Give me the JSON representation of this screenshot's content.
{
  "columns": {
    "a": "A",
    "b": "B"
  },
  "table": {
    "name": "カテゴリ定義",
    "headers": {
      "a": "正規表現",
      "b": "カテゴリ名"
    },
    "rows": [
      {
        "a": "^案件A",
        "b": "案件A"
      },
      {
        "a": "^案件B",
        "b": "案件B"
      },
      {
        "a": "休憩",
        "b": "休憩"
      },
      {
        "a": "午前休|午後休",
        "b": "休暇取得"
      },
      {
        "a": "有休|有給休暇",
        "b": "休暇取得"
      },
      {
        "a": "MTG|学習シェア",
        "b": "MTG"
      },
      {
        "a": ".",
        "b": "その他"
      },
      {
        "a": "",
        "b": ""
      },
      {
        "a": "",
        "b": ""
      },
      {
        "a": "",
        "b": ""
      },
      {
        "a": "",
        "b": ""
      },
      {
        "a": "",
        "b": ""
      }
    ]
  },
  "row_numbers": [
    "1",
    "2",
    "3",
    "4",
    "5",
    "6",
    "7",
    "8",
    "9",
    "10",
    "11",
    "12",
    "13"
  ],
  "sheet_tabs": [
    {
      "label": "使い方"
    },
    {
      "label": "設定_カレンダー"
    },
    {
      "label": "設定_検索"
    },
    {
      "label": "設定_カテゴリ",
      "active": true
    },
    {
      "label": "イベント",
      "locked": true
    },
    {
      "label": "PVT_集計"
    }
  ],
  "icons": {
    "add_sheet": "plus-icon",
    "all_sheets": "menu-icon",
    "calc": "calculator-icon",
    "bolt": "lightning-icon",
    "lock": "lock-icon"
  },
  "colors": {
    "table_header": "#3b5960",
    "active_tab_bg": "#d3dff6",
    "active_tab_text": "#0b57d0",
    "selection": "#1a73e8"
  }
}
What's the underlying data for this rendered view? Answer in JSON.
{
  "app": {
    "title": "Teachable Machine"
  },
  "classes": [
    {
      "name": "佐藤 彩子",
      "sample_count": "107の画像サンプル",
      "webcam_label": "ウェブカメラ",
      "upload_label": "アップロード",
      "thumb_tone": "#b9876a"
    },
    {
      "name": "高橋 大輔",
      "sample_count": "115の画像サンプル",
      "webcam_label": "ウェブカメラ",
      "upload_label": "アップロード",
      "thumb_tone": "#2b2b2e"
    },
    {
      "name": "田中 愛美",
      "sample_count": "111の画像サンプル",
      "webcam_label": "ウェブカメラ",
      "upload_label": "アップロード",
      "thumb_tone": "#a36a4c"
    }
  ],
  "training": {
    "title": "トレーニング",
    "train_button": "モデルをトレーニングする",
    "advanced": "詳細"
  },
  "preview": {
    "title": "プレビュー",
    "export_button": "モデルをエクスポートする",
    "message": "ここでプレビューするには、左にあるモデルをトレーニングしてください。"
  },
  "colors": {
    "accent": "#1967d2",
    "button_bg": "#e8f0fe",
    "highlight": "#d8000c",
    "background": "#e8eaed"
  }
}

——

— Requirements —
Identify the lines in the entries that hold "title" and return each one.

— Output for this task —
    "title": "Teachable Machine"
    "title": "トレーニング",
    "title": "プレビュー",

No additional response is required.